(Data records for software interfaces)
Segment Open

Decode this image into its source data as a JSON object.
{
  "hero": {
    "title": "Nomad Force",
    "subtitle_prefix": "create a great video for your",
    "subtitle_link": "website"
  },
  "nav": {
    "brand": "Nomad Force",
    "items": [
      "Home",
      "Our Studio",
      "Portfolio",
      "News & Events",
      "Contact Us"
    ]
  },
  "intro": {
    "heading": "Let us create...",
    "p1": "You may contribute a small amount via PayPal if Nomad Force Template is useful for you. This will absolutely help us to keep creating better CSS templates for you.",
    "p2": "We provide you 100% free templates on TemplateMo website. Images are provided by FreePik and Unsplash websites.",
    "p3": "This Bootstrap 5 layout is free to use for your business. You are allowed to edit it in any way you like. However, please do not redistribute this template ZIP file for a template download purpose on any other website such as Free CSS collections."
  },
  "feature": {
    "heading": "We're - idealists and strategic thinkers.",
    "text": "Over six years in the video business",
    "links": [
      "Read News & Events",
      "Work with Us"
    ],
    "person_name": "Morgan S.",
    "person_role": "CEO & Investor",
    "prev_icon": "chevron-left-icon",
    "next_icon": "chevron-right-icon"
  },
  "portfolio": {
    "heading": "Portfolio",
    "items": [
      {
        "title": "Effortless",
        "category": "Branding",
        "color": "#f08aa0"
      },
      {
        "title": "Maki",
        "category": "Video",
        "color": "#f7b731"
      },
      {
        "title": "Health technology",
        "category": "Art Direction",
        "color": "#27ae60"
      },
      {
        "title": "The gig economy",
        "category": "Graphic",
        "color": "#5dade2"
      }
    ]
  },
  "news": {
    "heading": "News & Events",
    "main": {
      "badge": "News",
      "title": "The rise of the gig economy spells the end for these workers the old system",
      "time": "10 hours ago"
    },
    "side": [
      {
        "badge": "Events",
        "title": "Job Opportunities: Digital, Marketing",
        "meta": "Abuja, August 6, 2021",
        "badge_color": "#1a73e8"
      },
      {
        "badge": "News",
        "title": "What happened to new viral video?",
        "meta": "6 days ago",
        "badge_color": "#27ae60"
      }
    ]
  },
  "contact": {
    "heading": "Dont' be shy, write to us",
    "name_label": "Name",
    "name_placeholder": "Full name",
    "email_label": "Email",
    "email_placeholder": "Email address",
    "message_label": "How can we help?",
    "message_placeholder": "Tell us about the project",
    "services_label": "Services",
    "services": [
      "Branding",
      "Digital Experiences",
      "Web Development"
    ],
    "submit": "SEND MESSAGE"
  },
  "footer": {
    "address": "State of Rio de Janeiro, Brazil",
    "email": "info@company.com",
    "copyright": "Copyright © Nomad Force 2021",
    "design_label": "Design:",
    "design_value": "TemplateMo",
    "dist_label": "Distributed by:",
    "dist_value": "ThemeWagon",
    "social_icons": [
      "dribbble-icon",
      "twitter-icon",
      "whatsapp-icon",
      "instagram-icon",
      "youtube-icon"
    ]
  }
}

Segment Closed

From the data above, count the lines that hold the string "website". Reply with only that number.

* [Task answer]: 3